> WHAT IS ASKED
From the entries below, count the lines with "outstanding". Write only the count.

Items from a data source
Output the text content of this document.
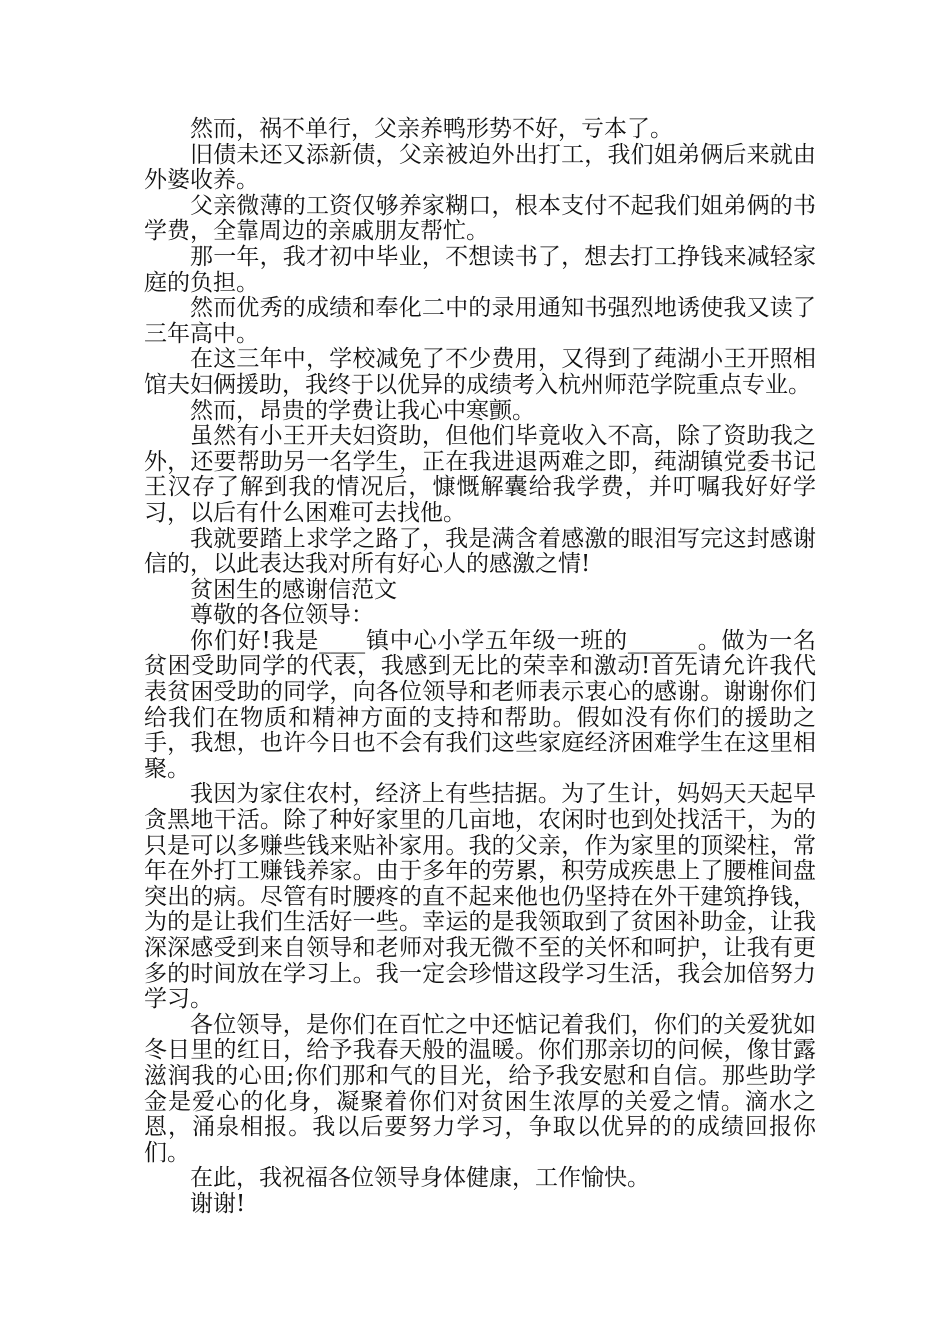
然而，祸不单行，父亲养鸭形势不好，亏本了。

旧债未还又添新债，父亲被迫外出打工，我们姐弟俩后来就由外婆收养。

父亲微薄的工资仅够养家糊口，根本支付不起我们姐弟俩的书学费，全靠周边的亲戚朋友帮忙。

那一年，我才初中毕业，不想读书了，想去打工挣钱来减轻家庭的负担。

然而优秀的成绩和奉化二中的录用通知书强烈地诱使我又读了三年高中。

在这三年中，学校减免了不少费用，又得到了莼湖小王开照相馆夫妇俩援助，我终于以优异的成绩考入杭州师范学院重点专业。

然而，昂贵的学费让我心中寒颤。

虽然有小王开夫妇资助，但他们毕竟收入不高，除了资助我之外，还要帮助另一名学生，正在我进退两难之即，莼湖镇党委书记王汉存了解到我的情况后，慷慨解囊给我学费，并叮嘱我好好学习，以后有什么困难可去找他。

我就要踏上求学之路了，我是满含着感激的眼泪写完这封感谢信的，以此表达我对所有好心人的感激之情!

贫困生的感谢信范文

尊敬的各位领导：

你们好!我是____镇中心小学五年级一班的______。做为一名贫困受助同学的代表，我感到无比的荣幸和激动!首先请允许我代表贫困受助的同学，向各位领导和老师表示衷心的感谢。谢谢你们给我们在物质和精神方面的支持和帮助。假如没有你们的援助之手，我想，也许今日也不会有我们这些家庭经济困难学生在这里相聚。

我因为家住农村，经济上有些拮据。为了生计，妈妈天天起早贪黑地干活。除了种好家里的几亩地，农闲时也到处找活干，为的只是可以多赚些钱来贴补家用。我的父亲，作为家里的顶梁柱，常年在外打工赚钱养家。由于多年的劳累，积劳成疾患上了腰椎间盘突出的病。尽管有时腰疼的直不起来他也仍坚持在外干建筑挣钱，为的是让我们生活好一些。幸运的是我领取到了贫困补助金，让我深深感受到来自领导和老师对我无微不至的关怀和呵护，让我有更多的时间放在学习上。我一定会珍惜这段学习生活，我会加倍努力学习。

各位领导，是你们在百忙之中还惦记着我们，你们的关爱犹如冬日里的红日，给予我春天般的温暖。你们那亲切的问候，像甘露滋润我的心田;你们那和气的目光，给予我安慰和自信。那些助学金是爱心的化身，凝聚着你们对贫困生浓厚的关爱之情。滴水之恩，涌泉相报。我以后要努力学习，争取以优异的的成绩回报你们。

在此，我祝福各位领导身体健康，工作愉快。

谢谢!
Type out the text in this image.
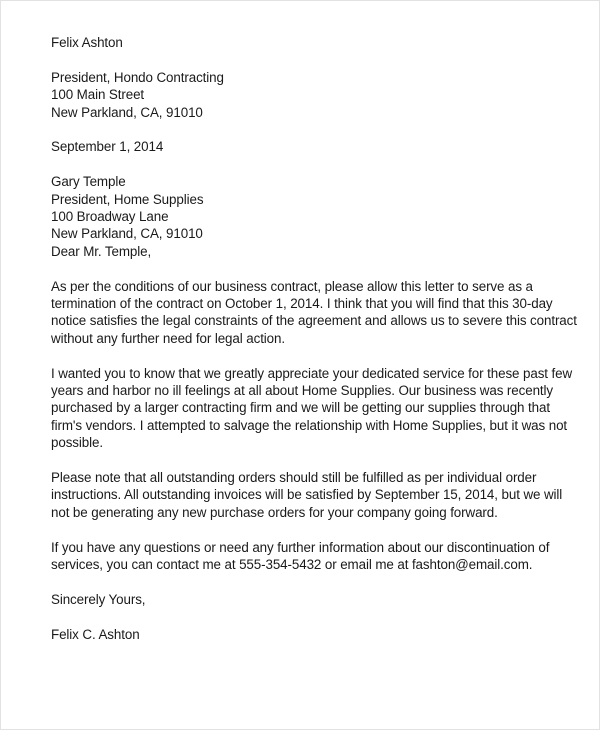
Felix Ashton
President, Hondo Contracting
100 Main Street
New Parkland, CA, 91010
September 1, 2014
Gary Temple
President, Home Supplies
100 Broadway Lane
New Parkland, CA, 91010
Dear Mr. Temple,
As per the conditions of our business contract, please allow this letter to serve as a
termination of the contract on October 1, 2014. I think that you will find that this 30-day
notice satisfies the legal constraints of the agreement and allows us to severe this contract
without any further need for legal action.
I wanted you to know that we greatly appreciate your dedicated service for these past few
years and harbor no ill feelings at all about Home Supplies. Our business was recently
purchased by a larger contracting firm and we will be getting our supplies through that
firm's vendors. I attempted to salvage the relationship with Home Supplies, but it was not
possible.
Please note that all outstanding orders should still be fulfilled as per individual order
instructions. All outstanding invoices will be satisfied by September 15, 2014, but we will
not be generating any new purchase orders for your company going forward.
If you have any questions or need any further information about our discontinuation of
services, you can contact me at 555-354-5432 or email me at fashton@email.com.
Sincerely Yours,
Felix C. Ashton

> EXERCISE ANSWER
2